Items from a figure collection
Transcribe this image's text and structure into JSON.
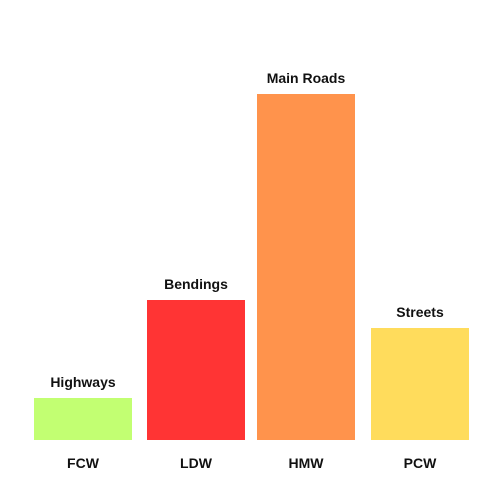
{
  "chart_data": {
    "type": "bar",
    "categories": [
      "FCW",
      "LDW",
      "HMW",
      "PCW"
    ],
    "values": [
      42,
      140,
      346,
      112
    ],
    "bar_labels": [
      "Highways",
      "Bendings",
      "Main Roads",
      "Streets"
    ],
    "colors": [
      "#c2ff72",
      "#ff3434",
      "#ff934c",
      "#ffdc5c"
    ],
    "ylim": [
      0,
      360
    ],
    "grid": false,
    "legend": "none"
  }
}
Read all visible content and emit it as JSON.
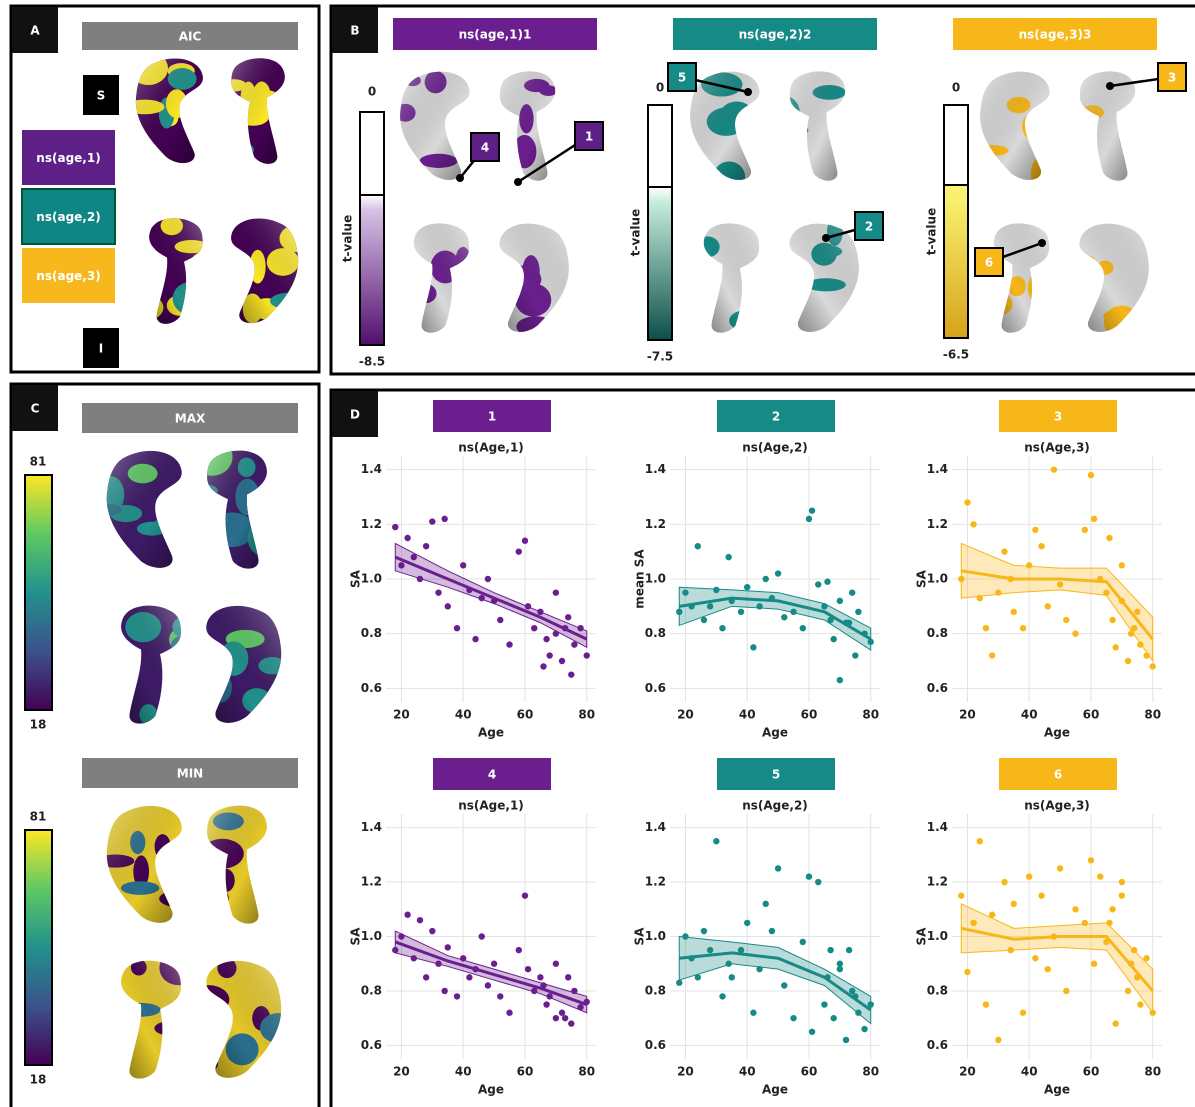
{
  "panel_a": {
    "label": "A",
    "header": "AIC",
    "views": [
      "S",
      "I"
    ],
    "legend": [
      "ns(age,1)",
      "ns(age,2)",
      "ns(age,3)"
    ],
    "colors": [
      "#5e1f86",
      "#0f8683",
      "#f7b81e"
    ]
  },
  "panel_b": {
    "label": "B",
    "scale_label": "t-value",
    "maps": [
      {
        "header": "ns(age,1)1",
        "color": "#6b1f8f",
        "scale": [
          0,
          -8.5
        ]
      },
      {
        "header": "ns(age,2)2",
        "color": "#168a86",
        "scale": [
          0,
          -7.5
        ]
      },
      {
        "header": "ns(age,3)3",
        "color": "#f8b719",
        "scale": [
          0,
          -6.5
        ]
      }
    ],
    "callouts": [
      "1",
      "2",
      "3",
      "4",
      "5",
      "6"
    ]
  },
  "panel_c": {
    "label": "C",
    "maps": [
      {
        "header": "MAX",
        "scale": [
          81,
          18
        ]
      },
      {
        "header": "MIN",
        "scale": [
          81,
          18
        ]
      }
    ]
  },
  "panel_d": {
    "label": "D"
  },
  "chart_data": [
    {
      "type": "scatter",
      "header": "1",
      "title": "ns(Age,1)",
      "y_label": "SA",
      "x_label": "Age",
      "color": "#6b1f8f",
      "grid": true,
      "xlim": [
        15,
        83
      ],
      "ylim": [
        0.55,
        1.45
      ],
      "xticks": [
        20,
        40,
        60,
        80
      ],
      "yticks": [
        0.6,
        0.8,
        {
          "value": 1,
          "label": "1.0"
        },
        1.2,
        1.4
      ],
      "x": [
        18,
        20,
        22,
        24,
        26,
        28,
        30,
        32,
        34,
        35,
        38,
        40,
        42,
        44,
        46,
        48,
        50,
        52,
        55,
        58,
        60,
        61,
        63,
        65,
        67,
        68,
        70,
        72,
        74,
        75,
        76,
        78,
        80,
        70,
        66,
        73
      ],
      "values": [
        1.19,
        1.05,
        1.15,
        1.08,
        1.0,
        1.12,
        1.21,
        0.95,
        1.22,
        0.9,
        0.82,
        1.05,
        0.96,
        0.78,
        0.93,
        1.0,
        0.92,
        0.85,
        0.76,
        1.1,
        1.14,
        0.9,
        0.82,
        0.88,
        0.78,
        0.72,
        0.8,
        0.7,
        0.86,
        0.65,
        0.76,
        0.82,
        0.72,
        0.95,
        0.68,
        0.82
      ],
      "fit": {
        "x": [
          18,
          35,
          50,
          65,
          80
        ],
        "values": [
          1.08,
          1.0,
          0.93,
          0.86,
          0.78
        ],
        "lower": [
          1.03,
          0.97,
          0.91,
          0.84,
          0.75
        ],
        "upper": [
          1.13,
          1.03,
          0.95,
          0.88,
          0.81
        ]
      }
    },
    {
      "type": "scatter",
      "header": "2",
      "title": "ns(Age,2)",
      "y_label": "mean SA",
      "x_label": "Age",
      "color": "#168a86",
      "grid": true,
      "xlim": [
        15,
        83
      ],
      "ylim": [
        0.55,
        1.45
      ],
      "xticks": [
        20,
        40,
        60,
        80
      ],
      "yticks": [
        0.6,
        0.8,
        {
          "value": 1,
          "label": "1.0"
        },
        1.2,
        1.4
      ],
      "x": [
        18,
        20,
        22,
        24,
        26,
        28,
        30,
        32,
        34,
        35,
        38,
        40,
        42,
        44,
        46,
        48,
        50,
        52,
        55,
        58,
        60,
        61,
        63,
        65,
        67,
        68,
        70,
        72,
        74,
        75,
        76,
        78,
        80,
        70,
        66,
        73
      ],
      "values": [
        0.88,
        0.95,
        0.9,
        1.12,
        0.85,
        0.9,
        0.96,
        0.82,
        1.08,
        0.92,
        0.88,
        0.97,
        0.75,
        0.9,
        1.0,
        0.93,
        1.02,
        0.86,
        0.88,
        0.82,
        1.22,
        1.25,
        0.98,
        0.9,
        0.85,
        0.78,
        0.63,
        0.84,
        0.95,
        0.72,
        0.88,
        0.8,
        0.77,
        0.92,
        0.99,
        0.84
      ],
      "fit": {
        "x": [
          18,
          35,
          50,
          65,
          80
        ],
        "values": [
          0.9,
          0.93,
          0.92,
          0.88,
          0.78
        ],
        "lower": [
          0.83,
          0.9,
          0.89,
          0.85,
          0.74
        ],
        "upper": [
          0.97,
          0.96,
          0.95,
          0.91,
          0.82
        ]
      }
    },
    {
      "type": "scatter",
      "header": "3",
      "title": "ns(Age,3)",
      "y_label": "SA",
      "x_label": "Age",
      "color": "#f8b719",
      "grid": true,
      "xlim": [
        15,
        83
      ],
      "ylim": [
        0.55,
        1.45
      ],
      "xticks": [
        20,
        40,
        60,
        80
      ],
      "yticks": [
        0.6,
        0.8,
        {
          "value": 1,
          "label": "1.0"
        },
        1.2,
        1.4
      ],
      "x": [
        18,
        20,
        22,
        24,
        26,
        28,
        30,
        32,
        34,
        35,
        38,
        40,
        42,
        44,
        46,
        48,
        50,
        52,
        55,
        58,
        60,
        61,
        63,
        65,
        67,
        68,
        70,
        72,
        74,
        75,
        76,
        78,
        80,
        70,
        66,
        73
      ],
      "values": [
        1.0,
        1.28,
        1.2,
        0.93,
        0.82,
        0.72,
        0.95,
        1.1,
        1.0,
        0.88,
        0.82,
        1.05,
        1.18,
        1.12,
        0.9,
        1.4,
        0.98,
        0.85,
        0.8,
        1.18,
        1.38,
        1.22,
        1.0,
        0.95,
        0.85,
        0.75,
        1.05,
        0.7,
        0.82,
        0.88,
        0.76,
        0.72,
        0.68,
        0.92,
        1.15,
        0.8
      ],
      "fit": {
        "x": [
          18,
          35,
          50,
          65,
          80
        ],
        "values": [
          1.03,
          1.0,
          1.0,
          0.99,
          0.78
        ],
        "lower": [
          0.93,
          0.95,
          0.96,
          0.94,
          0.7
        ],
        "upper": [
          1.13,
          1.05,
          1.04,
          1.04,
          0.86
        ]
      }
    },
    {
      "type": "scatter",
      "header": "4",
      "title": "ns(Age,1)",
      "y_label": "SA",
      "x_label": "Age",
      "color": "#6b1f8f",
      "grid": true,
      "xlim": [
        15,
        83
      ],
      "ylim": [
        0.55,
        1.45
      ],
      "xticks": [
        20,
        40,
        60,
        80
      ],
      "yticks": [
        0.6,
        0.8,
        {
          "value": 1,
          "label": "1.0"
        },
        1.2,
        1.4
      ],
      "x": [
        18,
        20,
        22,
        24,
        26,
        28,
        30,
        32,
        34,
        35,
        38,
        40,
        42,
        44,
        46,
        48,
        50,
        52,
        55,
        58,
        60,
        61,
        63,
        65,
        67,
        68,
        70,
        72,
        74,
        75,
        76,
        78,
        80,
        70,
        66,
        73
      ],
      "values": [
        0.95,
        1.0,
        1.08,
        0.92,
        1.06,
        0.85,
        1.02,
        0.9,
        0.8,
        0.96,
        0.78,
        0.92,
        0.85,
        0.88,
        1.0,
        0.82,
        0.9,
        0.78,
        0.72,
        0.95,
        1.15,
        0.88,
        0.8,
        0.85,
        0.75,
        0.78,
        0.7,
        0.72,
        0.85,
        0.68,
        0.8,
        0.74,
        0.76,
        0.9,
        0.82,
        0.7
      ],
      "fit": {
        "x": [
          18,
          35,
          50,
          65,
          80
        ],
        "values": [
          0.98,
          0.91,
          0.86,
          0.81,
          0.75
        ],
        "lower": [
          0.94,
          0.89,
          0.84,
          0.79,
          0.72
        ],
        "upper": [
          1.02,
          0.93,
          0.88,
          0.83,
          0.78
        ]
      }
    },
    {
      "type": "scatter",
      "header": "5",
      "title": "ns(Age,2)",
      "y_label": "SA",
      "x_label": "Age",
      "color": "#168a86",
      "grid": true,
      "xlim": [
        15,
        83
      ],
      "ylim": [
        0.55,
        1.45
      ],
      "xticks": [
        20,
        40,
        60,
        80
      ],
      "yticks": [
        0.6,
        0.8,
        {
          "value": 1,
          "label": "1.0"
        },
        1.2,
        1.4
      ],
      "x": [
        18,
        20,
        22,
        24,
        26,
        28,
        30,
        32,
        34,
        35,
        38,
        40,
        42,
        44,
        46,
        48,
        50,
        52,
        55,
        58,
        60,
        61,
        63,
        65,
        67,
        68,
        70,
        72,
        74,
        75,
        76,
        78,
        80,
        70,
        66,
        73
      ],
      "values": [
        0.83,
        1.0,
        0.92,
        0.85,
        1.02,
        0.95,
        1.35,
        0.78,
        0.9,
        0.85,
        0.95,
        1.05,
        0.72,
        0.88,
        1.12,
        1.02,
        1.25,
        0.82,
        0.7,
        0.98,
        1.22,
        0.65,
        1.2,
        0.75,
        0.95,
        0.7,
        0.88,
        0.62,
        0.8,
        0.78,
        0.72,
        0.66,
        0.75,
        0.9,
        0.85,
        0.95
      ],
      "fit": {
        "x": [
          18,
          35,
          50,
          65,
          80
        ],
        "values": [
          0.92,
          0.94,
          0.92,
          0.85,
          0.73
        ],
        "lower": [
          0.84,
          0.9,
          0.88,
          0.82,
          0.68
        ],
        "upper": [
          1.0,
          0.98,
          0.96,
          0.88,
          0.78
        ]
      }
    },
    {
      "type": "scatter",
      "header": "6",
      "title": "ns(Age,3)",
      "y_label": "SA",
      "x_label": "Age",
      "color": "#f8b719",
      "grid": true,
      "xlim": [
        15,
        83
      ],
      "ylim": [
        0.55,
        1.45
      ],
      "xticks": [
        20,
        40,
        60,
        80
      ],
      "yticks": [
        0.6,
        0.8,
        {
          "value": 1,
          "label": "1.0"
        },
        1.2,
        1.4
      ],
      "x": [
        18,
        20,
        22,
        24,
        26,
        28,
        30,
        32,
        34,
        35,
        38,
        40,
        42,
        44,
        46,
        48,
        50,
        52,
        55,
        58,
        60,
        61,
        63,
        65,
        67,
        68,
        70,
        72,
        74,
        75,
        76,
        78,
        80,
        70,
        66,
        73
      ],
      "values": [
        1.15,
        0.87,
        1.05,
        1.35,
        0.75,
        1.08,
        0.62,
        1.2,
        0.95,
        1.12,
        0.72,
        1.22,
        0.92,
        1.15,
        0.88,
        1.0,
        1.25,
        0.8,
        1.1,
        1.05,
        1.28,
        0.9,
        1.22,
        0.98,
        1.1,
        0.68,
        1.15,
        0.8,
        0.95,
        0.85,
        0.75,
        0.92,
        0.72,
        1.2,
        1.05,
        0.9
      ],
      "fit": {
        "x": [
          18,
          35,
          50,
          65,
          80
        ],
        "values": [
          1.03,
          0.99,
          1.0,
          1.0,
          0.8
        ],
        "lower": [
          0.94,
          0.95,
          0.96,
          0.95,
          0.72
        ],
        "upper": [
          1.12,
          1.03,
          1.04,
          1.05,
          0.88
        ]
      }
    }
  ]
}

- [DIRECTIONS]
Pull out each line of the entries that contains "header".

- [REPLY]
    "header": "AIC",
        "header": "ns(age,1)1",
        "header": "ns(age,2)2",
        "header": "ns(age,3)3",
        "header": "MAX",
        "header": "MIN",
      "header": "1",
      "header": "2",
      "header": "3",
      "header": "4",
      "header": "5",
      "header": "6",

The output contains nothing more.